» Exercise description
Print every record below exactly as it stands, but leave out the pictures.

» Supplied material
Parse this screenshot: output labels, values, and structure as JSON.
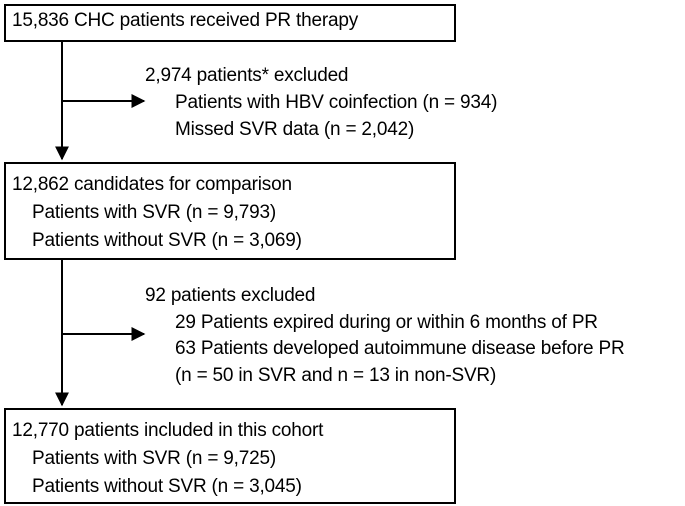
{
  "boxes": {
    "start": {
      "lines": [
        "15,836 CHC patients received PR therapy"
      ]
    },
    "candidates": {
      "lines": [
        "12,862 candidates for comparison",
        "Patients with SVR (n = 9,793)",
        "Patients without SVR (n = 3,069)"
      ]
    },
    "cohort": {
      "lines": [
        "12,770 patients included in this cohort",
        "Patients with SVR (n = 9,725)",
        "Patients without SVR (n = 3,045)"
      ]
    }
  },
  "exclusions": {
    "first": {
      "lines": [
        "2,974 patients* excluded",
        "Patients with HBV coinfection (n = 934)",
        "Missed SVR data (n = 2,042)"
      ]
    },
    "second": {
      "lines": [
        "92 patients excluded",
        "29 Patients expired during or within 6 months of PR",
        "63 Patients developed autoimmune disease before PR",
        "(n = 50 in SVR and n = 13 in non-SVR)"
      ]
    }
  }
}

» Answer for this exercise
Parse this screenshot: output labels, values, and structure as JSON.
{
  "boxes": {
    "start": {
      "lines": [
        "15,836 CHC patients received PR therapy"
      ]
    },
    "candidates": {
      "lines": [
        "12,862 candidates for comparison",
        "Patients with SVR (n = 9,793)",
        "Patients without SVR (n = 3,069)"
      ]
    },
    "cohort": {
      "lines": [
        "12,770 patients included in this cohort",
        "Patients with SVR (n = 9,725)",
        "Patients without SVR (n = 3,045)"
      ]
    }
  },
  "exclusions": {
    "first": {
      "lines": [
        "2,974 patients* excluded",
        "Patients with HBV coinfection (n = 934)",
        "Missed SVR data (n = 2,042)"
      ]
    },
    "second": {
      "lines": [
        "92 patients excluded",
        "29 Patients expired during or within 6 months of PR",
        "63 Patients developed autoimmune disease before PR",
        "(n = 50 in SVR and n = 13 in non-SVR)"
      ]
    }
  }
}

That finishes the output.